• [Work order] Rewrite the text on the founding of South Carolina's technical college system, starting with "In 1959, the" and going on through "a day’s pay.", with "work force" replaced by "workforce" wherever it occurs.

• [Excerpt provided]
In 1959, the General Assembly didn’t want to put up the money to start a state technical college system – despite two thirds of South Carolina’s work force being functionally illiterate and the state teetering between economic desperation and collapse.

Against that backdrop, newly-elected Gov. Ernest “Fritz” Hollings tapped a top lieutenant, Columbia resident and World War II compatriot, O. Stanley Smith, to help him find training for a work force worthy of a future.

There were obstacles to overcome – not all limited to money. But the payoff would be great, eventually helping bring today’s big manufacturers, such as Boeing and BMW – and their higher paying jobs – to the state. And giving hope to workers who once stood on street corners scrambling for a chance to earn a day’s pay.

Hollings, elected in 1958, managed in his first year in office, to wrest away from state lawmakers $250,000 of more than $364,000 he asked for, to launch the technical school system. However, a rumor had persisted that the man Hollings insisted must lead the effort, Smith, likely hadn’t even voted for the Charleston Democrat for governor, a potential public embarrassment.

“I don’t give a damn; he’s the right man for the job,” said a brash, 37-year-old Hollings – as quoted by the late S.C. Gov. John C. West in the video archive titled “Transforming South Carolina’s Destiny – SC Technical College System’s First 50 Years.”

• [Excerpted records]

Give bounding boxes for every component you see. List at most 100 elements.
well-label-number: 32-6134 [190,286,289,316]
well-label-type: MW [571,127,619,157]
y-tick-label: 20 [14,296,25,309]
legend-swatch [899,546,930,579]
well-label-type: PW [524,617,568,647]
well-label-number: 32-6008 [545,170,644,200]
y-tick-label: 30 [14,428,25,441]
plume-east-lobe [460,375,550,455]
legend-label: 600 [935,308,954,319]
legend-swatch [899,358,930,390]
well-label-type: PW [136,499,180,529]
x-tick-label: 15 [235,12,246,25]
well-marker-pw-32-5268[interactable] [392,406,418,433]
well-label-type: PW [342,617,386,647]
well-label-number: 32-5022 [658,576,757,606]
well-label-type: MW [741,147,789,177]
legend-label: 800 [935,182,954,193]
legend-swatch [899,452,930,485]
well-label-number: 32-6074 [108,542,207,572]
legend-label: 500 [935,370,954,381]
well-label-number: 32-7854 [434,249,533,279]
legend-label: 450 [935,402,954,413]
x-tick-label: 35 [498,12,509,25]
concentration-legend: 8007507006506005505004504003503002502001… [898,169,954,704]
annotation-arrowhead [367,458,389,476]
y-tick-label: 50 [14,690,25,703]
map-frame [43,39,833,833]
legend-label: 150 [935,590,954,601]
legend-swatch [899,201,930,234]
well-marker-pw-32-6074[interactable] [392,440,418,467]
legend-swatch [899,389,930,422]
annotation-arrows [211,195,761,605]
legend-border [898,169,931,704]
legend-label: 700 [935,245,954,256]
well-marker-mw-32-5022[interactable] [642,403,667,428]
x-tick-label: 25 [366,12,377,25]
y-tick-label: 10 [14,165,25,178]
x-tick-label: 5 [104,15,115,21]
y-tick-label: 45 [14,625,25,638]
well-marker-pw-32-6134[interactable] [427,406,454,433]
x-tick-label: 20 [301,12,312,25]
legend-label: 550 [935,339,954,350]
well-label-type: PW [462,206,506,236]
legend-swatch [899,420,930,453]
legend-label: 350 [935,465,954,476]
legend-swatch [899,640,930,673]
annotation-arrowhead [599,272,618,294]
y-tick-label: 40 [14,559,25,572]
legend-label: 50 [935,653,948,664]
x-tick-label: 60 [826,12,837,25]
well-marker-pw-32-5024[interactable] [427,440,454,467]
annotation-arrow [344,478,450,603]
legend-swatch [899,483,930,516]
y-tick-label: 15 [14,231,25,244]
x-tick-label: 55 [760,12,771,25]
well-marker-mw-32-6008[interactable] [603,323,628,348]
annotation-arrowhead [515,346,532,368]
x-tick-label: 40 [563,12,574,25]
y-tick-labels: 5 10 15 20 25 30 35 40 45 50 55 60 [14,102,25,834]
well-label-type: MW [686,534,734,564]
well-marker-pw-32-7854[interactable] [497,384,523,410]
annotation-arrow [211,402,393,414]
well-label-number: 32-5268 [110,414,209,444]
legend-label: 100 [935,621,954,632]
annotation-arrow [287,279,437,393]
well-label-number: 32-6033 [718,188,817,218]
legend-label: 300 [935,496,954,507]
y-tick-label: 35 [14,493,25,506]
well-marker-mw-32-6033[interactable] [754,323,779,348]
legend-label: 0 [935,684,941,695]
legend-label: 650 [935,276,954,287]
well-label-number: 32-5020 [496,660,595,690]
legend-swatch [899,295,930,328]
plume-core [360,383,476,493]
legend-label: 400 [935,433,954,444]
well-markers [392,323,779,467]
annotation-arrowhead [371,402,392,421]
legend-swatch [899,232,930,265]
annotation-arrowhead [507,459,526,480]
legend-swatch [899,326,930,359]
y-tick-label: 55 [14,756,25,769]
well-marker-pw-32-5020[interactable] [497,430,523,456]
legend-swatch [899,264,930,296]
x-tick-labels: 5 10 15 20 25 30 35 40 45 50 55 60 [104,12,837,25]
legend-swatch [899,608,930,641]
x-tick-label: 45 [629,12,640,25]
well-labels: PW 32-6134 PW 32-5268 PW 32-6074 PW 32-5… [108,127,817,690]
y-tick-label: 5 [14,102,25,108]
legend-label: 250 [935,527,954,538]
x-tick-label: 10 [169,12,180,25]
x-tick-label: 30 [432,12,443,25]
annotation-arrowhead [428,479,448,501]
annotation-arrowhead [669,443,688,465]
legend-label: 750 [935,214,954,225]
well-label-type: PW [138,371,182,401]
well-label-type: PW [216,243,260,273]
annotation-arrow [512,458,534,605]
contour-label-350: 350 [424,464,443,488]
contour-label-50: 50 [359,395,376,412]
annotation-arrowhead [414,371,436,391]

• [Solution to this problem]
In 1959, the General Assembly didn’t want to put up the money to start a state technical college system – despite two thirds of South Carolina’s workforce being functionally illiterate and the state teetering between economic desperation and collapse.

Against that backdrop, newly-elected Gov. Ernest “Fritz” Hollings tapped a top lieutenant, Columbia resident and World War II compatriot, O. Stanley Smith, to help him find training for a workforce worthy of a future.

There were obstacles to overcome – not all limited to money. But the payoff would be great, eventually helping bring today’s big manufacturers, such as Boeing and BMW – and their higher paying jobs – to the state. And giving hope to workers who once stood on street corners scrambling for a chance to earn a day’s pay.